● Work to be completed: Please write out the complete listing that follows, exactly as it reads.
::::
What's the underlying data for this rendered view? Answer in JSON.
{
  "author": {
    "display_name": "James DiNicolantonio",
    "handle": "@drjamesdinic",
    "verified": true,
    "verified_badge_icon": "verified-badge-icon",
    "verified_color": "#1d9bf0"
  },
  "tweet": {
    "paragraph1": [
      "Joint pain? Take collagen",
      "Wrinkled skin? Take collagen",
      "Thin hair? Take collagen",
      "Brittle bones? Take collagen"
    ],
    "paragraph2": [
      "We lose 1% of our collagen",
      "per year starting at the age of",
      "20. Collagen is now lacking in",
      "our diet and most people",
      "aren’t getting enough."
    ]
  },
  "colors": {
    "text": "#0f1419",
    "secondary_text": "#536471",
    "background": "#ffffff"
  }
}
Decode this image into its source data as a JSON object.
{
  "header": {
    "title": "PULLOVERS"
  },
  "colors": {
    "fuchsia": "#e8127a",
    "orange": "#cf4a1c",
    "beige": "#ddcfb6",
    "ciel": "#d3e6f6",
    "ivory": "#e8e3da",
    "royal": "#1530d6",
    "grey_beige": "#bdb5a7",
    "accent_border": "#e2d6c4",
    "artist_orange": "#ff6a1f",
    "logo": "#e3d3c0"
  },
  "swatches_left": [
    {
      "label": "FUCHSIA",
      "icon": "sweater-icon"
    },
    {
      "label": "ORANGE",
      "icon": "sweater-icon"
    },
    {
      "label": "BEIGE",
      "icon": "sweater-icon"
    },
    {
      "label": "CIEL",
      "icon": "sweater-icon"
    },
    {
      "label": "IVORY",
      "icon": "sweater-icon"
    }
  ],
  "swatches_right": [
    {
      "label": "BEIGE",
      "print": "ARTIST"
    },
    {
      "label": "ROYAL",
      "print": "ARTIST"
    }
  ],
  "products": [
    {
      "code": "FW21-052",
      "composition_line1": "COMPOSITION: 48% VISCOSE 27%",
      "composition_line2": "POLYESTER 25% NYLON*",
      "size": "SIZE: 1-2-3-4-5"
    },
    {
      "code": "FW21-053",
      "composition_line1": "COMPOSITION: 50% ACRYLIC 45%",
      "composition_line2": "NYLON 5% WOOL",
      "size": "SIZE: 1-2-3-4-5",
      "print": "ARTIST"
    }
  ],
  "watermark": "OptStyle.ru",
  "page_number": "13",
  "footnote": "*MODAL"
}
::::
● Output:
What's the underlying data for this rendered view? Answer in JSON.
{
  "author": {
    "display_name": "James DiNicolantonio",
    "handle": "@drjamesdinic",
    "verified": true,
    "verified_badge_icon": "verified-badge-icon",
    "verified_color": "#1d9bf0"
  },
  "tweet": {
    "paragraph1": [
      "Joint pain? Take collagen",
      "Wrinkled skin? Take collagen",
      "Thin hair? Take collagen",
      "Brittle bones? Take collagen"
    ],
    "paragraph2": [
      "We lose 1% of our collagen",
      "per year starting at the age of",
      "20. Collagen is now lacking in",
      "our diet and most people",
      "aren’t getting enough."
    ]
  },
  "colors": {
    "text": "#0f1419",
    "secondary_text": "#536471",
    "background": "#ffffff"
  }
}
Decode this image into its source data as a JSON object.
{
  "header": {
    "title": "PULLOVERS"
  },
  "colors": {
    "fuchsia": "#e8127a",
    "orange": "#cf4a1c",
    "beige": "#ddcfb6",
    "ciel": "#d3e6f6",
    "ivory": "#e8e3da",
    "royal": "#1530d6",
    "grey_beige": "#bdb5a7",
    "accent_border": "#e2d6c4",
    "artist_orange": "#ff6a1f",
    "logo": "#e3d3c0"
  },
  "swatches_left": [
    {
      "label": "FUCHSIA",
      "icon": "sweater-icon"
    },
    {
      "label": "ORANGE",
      "icon": "sweater-icon"
    },
    {
      "label": "BEIGE",
      "icon": "sweater-icon"
    },
    {
      "label": "CIEL",
      "icon": "sweater-icon"
    },
    {
      "label": "IVORY",
      "icon": "sweater-icon"
    }
  ],
  "swatches_right": [
    {
      "label": "BEIGE",
      "print": "ARTIST"
    },
    {
      "label": "ROYAL",
      "print": "ARTIST"
    }
  ],
  "products": [
    {
      "code": "FW21-052",
      "composition_line1": "COMPOSITION: 48% VISCOSE 27%",
      "composition_line2": "POLYESTER 25% NYLON*",
      "size": "SIZE: 1-2-3-4-5"
    },
    {
      "code": "FW21-053",
      "composition_line1": "COMPOSITION: 50% ACRYLIC 45%",
      "composition_line2": "NYLON 5% WOOL",
      "size": "SIZE: 1-2-3-4-5",
      "print": "ARTIST"
    }
  ],
  "watermark": "OptStyle.ru",
  "page_number": "13",
  "footnote": "*MODAL"
}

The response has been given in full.